__DO THIS__. In the entries below, find every line holding the string "Revisão" and collect it.

__LISTING__.
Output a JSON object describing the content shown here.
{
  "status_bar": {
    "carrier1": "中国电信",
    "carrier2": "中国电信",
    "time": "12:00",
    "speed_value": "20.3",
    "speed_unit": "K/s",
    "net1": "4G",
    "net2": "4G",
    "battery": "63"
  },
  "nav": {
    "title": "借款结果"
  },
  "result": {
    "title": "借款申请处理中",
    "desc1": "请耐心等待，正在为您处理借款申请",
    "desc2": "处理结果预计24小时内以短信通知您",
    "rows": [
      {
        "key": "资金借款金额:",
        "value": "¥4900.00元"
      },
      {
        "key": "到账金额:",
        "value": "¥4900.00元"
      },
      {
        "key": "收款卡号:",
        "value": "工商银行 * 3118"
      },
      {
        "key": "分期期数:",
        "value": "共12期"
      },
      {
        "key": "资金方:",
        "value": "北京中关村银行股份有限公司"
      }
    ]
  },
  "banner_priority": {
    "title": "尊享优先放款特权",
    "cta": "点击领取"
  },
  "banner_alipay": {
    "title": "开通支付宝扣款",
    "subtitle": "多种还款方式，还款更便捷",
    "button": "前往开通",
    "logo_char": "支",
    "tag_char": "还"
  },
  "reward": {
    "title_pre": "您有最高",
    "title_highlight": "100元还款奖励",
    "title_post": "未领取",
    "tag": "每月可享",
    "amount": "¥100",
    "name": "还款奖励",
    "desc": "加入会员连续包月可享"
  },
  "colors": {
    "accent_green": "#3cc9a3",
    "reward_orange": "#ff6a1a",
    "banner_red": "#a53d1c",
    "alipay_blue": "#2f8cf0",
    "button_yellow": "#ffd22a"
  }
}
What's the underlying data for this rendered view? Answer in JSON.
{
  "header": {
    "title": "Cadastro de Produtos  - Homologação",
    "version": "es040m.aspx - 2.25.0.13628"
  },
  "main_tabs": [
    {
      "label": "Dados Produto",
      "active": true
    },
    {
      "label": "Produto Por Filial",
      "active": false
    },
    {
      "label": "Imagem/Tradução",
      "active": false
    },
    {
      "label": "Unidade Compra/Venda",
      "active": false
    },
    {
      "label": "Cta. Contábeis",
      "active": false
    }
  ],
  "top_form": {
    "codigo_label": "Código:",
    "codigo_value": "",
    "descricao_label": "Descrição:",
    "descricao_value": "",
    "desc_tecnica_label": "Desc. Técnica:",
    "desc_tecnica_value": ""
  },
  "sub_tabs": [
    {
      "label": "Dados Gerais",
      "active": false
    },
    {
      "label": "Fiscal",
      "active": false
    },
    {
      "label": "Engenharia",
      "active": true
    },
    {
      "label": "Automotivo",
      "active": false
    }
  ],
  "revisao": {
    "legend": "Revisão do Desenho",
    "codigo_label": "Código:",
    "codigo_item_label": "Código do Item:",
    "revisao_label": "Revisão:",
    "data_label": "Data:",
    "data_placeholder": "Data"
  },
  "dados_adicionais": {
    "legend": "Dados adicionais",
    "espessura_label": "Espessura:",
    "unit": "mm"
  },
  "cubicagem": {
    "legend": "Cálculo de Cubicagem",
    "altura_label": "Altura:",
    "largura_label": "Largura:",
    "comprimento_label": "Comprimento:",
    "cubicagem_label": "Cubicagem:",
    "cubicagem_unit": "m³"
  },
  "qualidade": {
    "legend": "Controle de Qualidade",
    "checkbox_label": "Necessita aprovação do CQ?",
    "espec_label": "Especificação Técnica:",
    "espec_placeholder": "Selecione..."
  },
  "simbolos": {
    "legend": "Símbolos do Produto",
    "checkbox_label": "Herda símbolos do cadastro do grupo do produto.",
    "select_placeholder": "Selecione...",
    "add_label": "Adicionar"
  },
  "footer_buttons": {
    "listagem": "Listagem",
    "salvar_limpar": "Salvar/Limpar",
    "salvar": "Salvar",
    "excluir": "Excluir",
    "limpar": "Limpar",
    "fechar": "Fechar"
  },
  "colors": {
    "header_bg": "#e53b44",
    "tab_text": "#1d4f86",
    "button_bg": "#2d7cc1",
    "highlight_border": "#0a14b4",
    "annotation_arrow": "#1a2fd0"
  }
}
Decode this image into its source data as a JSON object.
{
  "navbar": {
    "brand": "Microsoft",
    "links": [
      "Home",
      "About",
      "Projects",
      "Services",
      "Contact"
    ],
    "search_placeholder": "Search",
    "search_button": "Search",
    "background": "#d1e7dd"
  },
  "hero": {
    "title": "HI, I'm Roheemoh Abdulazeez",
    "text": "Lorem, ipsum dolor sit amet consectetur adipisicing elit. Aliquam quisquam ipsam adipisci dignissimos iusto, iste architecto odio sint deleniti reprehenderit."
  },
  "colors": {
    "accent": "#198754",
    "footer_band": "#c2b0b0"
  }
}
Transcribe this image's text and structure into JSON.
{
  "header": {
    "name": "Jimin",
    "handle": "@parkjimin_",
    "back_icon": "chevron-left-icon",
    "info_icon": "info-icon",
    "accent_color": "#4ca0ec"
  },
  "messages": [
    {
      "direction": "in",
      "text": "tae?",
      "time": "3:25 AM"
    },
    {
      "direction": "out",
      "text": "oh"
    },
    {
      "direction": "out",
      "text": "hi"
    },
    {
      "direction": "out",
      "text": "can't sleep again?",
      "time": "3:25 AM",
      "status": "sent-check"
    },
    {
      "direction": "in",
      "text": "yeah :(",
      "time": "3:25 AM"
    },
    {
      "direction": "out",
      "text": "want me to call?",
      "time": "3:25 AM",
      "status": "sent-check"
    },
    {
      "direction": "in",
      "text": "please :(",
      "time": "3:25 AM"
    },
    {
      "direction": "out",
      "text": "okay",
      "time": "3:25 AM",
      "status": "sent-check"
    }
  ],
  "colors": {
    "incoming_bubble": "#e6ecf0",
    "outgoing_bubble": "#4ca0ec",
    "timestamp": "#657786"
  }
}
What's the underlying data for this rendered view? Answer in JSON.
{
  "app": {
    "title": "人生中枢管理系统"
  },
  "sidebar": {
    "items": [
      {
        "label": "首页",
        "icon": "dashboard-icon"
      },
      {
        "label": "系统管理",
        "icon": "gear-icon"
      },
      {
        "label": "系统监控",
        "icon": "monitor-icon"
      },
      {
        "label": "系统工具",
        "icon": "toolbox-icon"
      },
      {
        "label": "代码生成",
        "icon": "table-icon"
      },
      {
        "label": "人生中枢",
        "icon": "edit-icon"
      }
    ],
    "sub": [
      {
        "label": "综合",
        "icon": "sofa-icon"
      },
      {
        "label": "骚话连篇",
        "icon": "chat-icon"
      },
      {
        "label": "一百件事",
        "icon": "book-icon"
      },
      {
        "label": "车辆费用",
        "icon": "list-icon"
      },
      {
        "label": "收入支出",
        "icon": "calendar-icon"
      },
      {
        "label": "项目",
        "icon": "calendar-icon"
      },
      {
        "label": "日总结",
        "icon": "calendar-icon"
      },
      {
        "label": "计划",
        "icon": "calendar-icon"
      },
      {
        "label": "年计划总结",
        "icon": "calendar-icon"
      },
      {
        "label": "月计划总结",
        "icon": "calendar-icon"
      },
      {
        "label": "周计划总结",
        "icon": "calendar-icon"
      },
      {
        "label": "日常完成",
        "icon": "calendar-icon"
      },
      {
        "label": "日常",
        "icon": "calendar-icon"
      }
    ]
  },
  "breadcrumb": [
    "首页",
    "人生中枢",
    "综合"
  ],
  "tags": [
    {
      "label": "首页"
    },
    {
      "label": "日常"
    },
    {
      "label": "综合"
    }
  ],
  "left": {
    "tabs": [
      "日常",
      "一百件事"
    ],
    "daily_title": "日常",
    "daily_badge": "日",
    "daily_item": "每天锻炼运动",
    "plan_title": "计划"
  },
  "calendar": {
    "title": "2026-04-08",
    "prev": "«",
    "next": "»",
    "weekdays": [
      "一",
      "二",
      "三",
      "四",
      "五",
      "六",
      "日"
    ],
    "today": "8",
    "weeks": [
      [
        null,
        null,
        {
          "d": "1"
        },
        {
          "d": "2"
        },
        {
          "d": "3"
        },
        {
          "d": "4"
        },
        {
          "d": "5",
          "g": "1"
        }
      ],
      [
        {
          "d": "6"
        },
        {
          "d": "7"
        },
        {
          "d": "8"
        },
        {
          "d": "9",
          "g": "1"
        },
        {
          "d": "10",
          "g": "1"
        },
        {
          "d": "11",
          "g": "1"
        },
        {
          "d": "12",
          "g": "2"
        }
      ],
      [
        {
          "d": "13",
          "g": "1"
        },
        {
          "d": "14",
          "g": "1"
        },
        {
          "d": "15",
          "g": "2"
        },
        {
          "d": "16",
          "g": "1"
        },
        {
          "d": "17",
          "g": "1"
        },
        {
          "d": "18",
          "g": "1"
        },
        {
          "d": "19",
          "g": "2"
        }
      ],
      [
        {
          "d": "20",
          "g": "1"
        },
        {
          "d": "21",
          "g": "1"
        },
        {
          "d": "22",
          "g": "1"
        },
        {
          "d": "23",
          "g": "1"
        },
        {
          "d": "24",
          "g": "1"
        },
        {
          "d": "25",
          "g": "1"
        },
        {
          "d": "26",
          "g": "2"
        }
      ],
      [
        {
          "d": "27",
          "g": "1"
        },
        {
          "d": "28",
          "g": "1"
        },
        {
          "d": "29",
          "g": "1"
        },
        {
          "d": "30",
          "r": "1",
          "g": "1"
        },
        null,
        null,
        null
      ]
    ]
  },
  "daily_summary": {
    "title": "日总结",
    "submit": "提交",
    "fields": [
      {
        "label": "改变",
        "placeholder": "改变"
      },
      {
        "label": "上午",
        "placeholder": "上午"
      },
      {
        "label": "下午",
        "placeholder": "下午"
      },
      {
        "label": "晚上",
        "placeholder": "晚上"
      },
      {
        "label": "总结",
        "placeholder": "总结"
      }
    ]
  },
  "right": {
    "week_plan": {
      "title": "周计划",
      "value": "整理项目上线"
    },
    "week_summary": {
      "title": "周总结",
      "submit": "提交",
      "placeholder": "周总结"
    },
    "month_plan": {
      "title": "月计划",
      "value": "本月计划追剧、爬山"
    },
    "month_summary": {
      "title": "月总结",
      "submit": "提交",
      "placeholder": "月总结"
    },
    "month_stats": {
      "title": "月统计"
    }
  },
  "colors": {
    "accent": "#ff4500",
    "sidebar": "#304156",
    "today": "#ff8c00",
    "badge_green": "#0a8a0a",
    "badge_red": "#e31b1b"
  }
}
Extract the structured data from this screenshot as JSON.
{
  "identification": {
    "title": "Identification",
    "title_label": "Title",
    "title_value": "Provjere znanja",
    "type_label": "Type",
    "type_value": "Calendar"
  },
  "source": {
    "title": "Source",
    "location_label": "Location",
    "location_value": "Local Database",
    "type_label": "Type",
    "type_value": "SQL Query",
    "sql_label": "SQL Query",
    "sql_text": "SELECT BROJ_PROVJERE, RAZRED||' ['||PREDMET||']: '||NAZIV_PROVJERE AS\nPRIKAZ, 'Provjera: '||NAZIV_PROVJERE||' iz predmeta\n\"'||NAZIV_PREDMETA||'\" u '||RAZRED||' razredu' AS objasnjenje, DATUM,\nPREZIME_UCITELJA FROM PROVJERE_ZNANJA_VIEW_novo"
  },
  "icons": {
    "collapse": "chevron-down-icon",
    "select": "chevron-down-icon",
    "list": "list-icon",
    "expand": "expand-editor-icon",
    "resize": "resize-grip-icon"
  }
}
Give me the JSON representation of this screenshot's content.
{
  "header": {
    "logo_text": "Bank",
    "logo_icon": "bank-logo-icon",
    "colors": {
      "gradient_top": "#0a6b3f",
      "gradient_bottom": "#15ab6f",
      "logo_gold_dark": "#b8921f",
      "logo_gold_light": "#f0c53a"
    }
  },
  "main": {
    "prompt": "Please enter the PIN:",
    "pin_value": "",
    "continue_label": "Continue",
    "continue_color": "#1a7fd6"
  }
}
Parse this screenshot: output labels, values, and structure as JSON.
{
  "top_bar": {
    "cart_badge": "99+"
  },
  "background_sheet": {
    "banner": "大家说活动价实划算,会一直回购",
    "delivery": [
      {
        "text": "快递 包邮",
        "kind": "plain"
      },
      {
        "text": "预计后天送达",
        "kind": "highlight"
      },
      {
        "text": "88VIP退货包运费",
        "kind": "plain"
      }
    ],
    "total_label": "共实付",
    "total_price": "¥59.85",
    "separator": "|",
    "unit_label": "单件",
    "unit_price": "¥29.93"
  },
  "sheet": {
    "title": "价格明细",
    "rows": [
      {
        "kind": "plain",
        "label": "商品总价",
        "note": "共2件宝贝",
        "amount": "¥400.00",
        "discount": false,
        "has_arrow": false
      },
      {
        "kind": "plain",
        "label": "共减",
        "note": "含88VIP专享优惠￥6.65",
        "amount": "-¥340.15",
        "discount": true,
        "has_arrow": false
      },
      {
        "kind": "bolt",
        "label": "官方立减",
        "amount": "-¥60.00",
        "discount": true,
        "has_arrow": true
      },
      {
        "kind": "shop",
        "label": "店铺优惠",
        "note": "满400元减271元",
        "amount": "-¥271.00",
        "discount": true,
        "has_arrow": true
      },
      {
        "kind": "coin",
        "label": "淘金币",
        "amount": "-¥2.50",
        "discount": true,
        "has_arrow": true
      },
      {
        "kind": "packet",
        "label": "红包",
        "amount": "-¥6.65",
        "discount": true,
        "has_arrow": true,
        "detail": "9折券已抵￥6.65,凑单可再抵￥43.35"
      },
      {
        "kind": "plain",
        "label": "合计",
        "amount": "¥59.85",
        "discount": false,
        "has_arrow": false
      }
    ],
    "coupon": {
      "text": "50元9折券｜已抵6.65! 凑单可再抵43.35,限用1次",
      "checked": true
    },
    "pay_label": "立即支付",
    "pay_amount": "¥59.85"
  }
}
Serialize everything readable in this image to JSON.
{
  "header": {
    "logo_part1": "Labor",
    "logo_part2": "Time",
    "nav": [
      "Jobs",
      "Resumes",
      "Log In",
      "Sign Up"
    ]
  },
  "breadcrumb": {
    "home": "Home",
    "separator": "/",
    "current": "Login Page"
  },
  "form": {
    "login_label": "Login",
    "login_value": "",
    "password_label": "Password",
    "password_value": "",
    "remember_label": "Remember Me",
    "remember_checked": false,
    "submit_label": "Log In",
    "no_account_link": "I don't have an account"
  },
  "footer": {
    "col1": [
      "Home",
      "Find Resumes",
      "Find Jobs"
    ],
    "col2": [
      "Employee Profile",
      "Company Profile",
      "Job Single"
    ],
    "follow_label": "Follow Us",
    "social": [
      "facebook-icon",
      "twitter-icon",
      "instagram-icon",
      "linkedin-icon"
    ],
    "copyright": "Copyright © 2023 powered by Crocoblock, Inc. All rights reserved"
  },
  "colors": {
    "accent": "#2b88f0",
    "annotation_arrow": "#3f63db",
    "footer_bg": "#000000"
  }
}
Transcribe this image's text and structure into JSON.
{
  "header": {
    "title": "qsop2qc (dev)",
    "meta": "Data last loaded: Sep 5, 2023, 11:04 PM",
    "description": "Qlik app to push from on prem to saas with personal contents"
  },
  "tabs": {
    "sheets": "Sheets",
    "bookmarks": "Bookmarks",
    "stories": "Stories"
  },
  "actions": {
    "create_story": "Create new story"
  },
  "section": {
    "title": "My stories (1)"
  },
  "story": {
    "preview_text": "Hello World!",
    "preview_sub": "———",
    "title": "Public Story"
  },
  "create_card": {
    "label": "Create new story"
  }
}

__RESULT__.
    "legend": "Revisão do Desenho",
    "revisao_label": "Revisão:",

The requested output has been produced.